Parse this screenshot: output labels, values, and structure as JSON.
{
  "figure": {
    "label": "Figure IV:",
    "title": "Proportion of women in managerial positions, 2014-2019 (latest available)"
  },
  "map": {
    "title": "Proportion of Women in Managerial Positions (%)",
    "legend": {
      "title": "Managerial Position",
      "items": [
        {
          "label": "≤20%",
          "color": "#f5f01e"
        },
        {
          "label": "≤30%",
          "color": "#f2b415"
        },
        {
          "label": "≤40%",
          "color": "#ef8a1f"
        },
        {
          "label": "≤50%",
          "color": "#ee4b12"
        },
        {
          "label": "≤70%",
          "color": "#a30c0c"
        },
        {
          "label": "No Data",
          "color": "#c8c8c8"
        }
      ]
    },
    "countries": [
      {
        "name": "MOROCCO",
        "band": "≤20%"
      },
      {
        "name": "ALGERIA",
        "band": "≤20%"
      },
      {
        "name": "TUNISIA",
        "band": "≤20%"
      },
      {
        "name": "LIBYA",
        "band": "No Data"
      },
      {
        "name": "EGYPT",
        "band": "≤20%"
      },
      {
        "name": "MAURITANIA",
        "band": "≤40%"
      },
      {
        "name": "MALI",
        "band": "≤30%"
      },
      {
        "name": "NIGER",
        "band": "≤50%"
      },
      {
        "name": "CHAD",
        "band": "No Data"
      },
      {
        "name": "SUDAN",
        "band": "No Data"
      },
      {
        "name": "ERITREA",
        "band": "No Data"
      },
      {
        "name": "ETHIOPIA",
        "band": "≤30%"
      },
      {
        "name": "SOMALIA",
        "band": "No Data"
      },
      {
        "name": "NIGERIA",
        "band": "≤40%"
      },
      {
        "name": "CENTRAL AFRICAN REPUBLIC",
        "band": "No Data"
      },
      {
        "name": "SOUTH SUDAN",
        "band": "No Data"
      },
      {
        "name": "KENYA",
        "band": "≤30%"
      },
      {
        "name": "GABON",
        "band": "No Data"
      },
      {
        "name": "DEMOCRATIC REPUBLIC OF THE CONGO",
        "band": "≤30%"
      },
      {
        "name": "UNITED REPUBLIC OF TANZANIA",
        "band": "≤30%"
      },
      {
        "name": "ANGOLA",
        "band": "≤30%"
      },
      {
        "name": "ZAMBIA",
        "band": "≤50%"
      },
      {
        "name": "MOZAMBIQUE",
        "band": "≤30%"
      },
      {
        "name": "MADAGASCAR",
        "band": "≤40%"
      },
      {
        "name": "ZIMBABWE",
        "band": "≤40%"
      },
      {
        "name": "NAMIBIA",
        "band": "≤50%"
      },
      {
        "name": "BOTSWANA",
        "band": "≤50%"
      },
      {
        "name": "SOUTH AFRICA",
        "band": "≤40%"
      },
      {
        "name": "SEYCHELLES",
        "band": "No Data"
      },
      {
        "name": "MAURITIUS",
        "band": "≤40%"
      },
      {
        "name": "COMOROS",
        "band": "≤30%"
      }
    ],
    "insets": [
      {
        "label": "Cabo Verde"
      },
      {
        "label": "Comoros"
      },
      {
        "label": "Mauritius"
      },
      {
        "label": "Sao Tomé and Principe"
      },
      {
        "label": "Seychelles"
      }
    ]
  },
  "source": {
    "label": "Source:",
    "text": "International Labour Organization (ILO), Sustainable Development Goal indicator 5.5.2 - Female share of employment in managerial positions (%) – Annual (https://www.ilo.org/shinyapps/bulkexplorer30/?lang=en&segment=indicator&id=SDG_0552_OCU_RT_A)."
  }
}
########
• TASK TO COMPLETE:
Quote all the records exactly, please, leaving none out.

• ANSWER TO THIS TASK:
Parse this screenshot: output labels, values, and structure as JSON.
{
  "figure": {
    "label": "Figure IV:",
    "title": "Proportion of women in managerial positions, 2014-2019 (latest available)"
  },
  "map": {
    "title": "Proportion of Women in Managerial Positions (%)",
    "legend": {
      "title": "Managerial Position",
      "items": [
        {
          "label": "≤20%",
          "color": "#f5f01e"
        },
        {
          "label": "≤30%",
          "color": "#f2b415"
        },
        {
          "label": "≤40%",
          "color": "#ef8a1f"
        },
        {
          "label": "≤50%",
          "color": "#ee4b12"
        },
        {
          "label": "≤70%",
          "color": "#a30c0c"
        },
        {
          "label": "No Data",
          "color": "#c8c8c8"
        }
      ]
    },
    "countries": [
      {
        "name": "MOROCCO",
        "band": "≤20%"
      },
      {
        "name": "ALGERIA",
        "band": "≤20%"
      },
      {
        "name": "TUNISIA",
        "band": "≤20%"
      },
      {
        "name": "LIBYA",
        "band": "No Data"
      },
      {
        "name": "EGYPT",
        "band": "≤20%"
      },
      {
        "name": "MAURITANIA",
        "band": "≤40%"
      },
      {
        "name": "MALI",
        "band": "≤30%"
      },
      {
        "name": "NIGER",
        "band": "≤50%"
      },
      {
        "name": "CHAD",
        "band": "No Data"
      },
      {
        "name": "SUDAN",
        "band": "No Data"
      },
      {
        "name": "ERITREA",
        "band": "No Data"
      },
      {
        "name": "ETHIOPIA",
        "band": "≤30%"
      },
      {
        "name": "SOMALIA",
        "band": "No Data"
      },
      {
        "name": "NIGERIA",
        "band": "≤40%"
      },
      {
        "name": "CENTRAL AFRICAN REPUBLIC",
        "band": "No Data"
      },
      {
        "name": "SOUTH SUDAN",
        "band": "No Data"
      },
      {
        "name": "KENYA",
        "band": "≤30%"
      },
      {
        "name": "GABON",
        "band": "No Data"
      },
      {
        "name": "DEMOCRATIC REPUBLIC OF THE CONGO",
        "band": "≤30%"
      },
      {
        "name": "UNITED REPUBLIC OF TANZANIA",
        "band": "≤30%"
      },
      {
        "name": "ANGOLA",
        "band": "≤30%"
      },
      {
        "name": "ZAMBIA",
        "band": "≤50%"
      },
      {
        "name": "MOZAMBIQUE",
        "band": "≤30%"
      },
      {
        "name": "MADAGASCAR",
        "band": "≤40%"
      },
      {
        "name": "ZIMBABWE",
        "band": "≤40%"
      },
      {
        "name": "NAMIBIA",
        "band": "≤50%"
      },
      {
        "name": "BOTSWANA",
        "band": "≤50%"
      },
      {
        "name": "SOUTH AFRICA",
        "band": "≤40%"
      },
      {
        "name": "SEYCHELLES",
        "band": "No Data"
      },
      {
        "name": "MAURITIUS",
        "band": "≤40%"
      },
      {
        "name": "COMOROS",
        "band": "≤30%"
      }
    ],
    "insets": [
      {
        "label": "Cabo Verde"
      },
      {
        "label": "Comoros"
      },
      {
        "label": "Mauritius"
      },
      {
        "label": "Sao Tomé and Principe"
      },
      {
        "label": "Seychelles"
      }
    ]
  },
  "source": {
    "label": "Source:",
    "text": "International Labour Organization (ILO), Sustainable Development Goal indicator 5.5.2 - Female share of employment in managerial positions (%) – Annual (https://www.ilo.org/shinyapps/bulkexplorer30/?lang=en&segment=indicator&id=SDG_0552_OCU_RT_A)."
  }
}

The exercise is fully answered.